Exercise brief: Each line in the entries below that holds the string "做情绪情感的主人" is to be listed.

Material supplied:
[START]
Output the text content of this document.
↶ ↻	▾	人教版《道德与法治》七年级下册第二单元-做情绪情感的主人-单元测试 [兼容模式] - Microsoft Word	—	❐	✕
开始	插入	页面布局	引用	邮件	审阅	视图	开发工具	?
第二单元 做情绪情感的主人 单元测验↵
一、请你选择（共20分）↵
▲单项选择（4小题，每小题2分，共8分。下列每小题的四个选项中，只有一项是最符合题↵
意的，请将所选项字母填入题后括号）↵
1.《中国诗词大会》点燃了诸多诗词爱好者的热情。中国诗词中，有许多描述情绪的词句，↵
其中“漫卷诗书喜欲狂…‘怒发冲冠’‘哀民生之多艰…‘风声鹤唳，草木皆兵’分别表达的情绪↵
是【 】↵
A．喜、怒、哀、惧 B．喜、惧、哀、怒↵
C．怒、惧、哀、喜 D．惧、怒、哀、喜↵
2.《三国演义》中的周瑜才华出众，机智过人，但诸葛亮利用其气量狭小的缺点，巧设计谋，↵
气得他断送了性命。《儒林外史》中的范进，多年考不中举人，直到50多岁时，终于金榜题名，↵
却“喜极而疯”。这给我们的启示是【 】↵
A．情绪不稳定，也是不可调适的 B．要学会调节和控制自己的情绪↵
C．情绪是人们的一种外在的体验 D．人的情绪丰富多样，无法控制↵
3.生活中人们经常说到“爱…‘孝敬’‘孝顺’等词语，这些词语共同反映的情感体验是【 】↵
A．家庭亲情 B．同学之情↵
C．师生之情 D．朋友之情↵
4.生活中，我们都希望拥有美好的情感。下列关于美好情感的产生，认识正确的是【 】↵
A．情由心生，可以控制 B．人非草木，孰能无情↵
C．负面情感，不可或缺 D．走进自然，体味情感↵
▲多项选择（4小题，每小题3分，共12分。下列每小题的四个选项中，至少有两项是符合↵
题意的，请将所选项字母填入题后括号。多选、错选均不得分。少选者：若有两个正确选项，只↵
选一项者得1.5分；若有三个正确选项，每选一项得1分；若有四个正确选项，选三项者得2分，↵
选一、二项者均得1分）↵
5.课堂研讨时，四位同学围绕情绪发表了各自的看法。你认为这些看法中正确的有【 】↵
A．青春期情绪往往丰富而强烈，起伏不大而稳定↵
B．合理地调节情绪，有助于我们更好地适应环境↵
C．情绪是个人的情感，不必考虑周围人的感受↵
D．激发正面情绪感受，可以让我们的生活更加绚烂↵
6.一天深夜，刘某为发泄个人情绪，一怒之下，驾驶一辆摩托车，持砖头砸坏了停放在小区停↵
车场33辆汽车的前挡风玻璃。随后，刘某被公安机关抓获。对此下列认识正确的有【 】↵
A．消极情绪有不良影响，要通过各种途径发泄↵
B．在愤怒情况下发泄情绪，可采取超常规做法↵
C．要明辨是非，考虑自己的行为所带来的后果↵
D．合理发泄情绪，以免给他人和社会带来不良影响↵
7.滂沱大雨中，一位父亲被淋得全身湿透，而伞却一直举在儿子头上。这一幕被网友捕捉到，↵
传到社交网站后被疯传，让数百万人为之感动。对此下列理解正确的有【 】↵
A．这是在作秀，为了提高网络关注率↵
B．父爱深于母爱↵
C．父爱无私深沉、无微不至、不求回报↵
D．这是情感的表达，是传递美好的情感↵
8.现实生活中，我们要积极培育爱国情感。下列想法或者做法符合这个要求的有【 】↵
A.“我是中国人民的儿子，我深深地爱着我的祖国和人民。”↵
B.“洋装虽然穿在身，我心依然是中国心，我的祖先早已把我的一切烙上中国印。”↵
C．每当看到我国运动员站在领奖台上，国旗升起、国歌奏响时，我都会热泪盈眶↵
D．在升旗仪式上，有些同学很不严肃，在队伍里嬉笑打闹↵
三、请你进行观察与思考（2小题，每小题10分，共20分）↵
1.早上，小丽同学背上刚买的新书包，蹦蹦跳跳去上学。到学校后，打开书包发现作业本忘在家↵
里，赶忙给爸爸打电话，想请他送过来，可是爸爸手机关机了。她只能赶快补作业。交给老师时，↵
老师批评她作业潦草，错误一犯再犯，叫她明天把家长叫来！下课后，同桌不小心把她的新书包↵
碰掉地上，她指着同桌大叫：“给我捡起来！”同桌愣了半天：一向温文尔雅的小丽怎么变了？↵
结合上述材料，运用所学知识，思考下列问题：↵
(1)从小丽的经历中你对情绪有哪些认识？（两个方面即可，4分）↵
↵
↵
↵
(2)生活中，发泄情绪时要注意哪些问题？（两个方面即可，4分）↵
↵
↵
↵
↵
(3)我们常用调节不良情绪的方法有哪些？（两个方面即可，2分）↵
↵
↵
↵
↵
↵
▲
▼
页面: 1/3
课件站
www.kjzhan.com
[END]
Output of the task:
↶ ↻	▾	人教版《道德与法治》七年级下册第二单元-做情绪情感的主人-单元测试 [兼容模式] - Microsoft Word	—	❐	✕
第二单元 做情绪情感的主人 单元测验↵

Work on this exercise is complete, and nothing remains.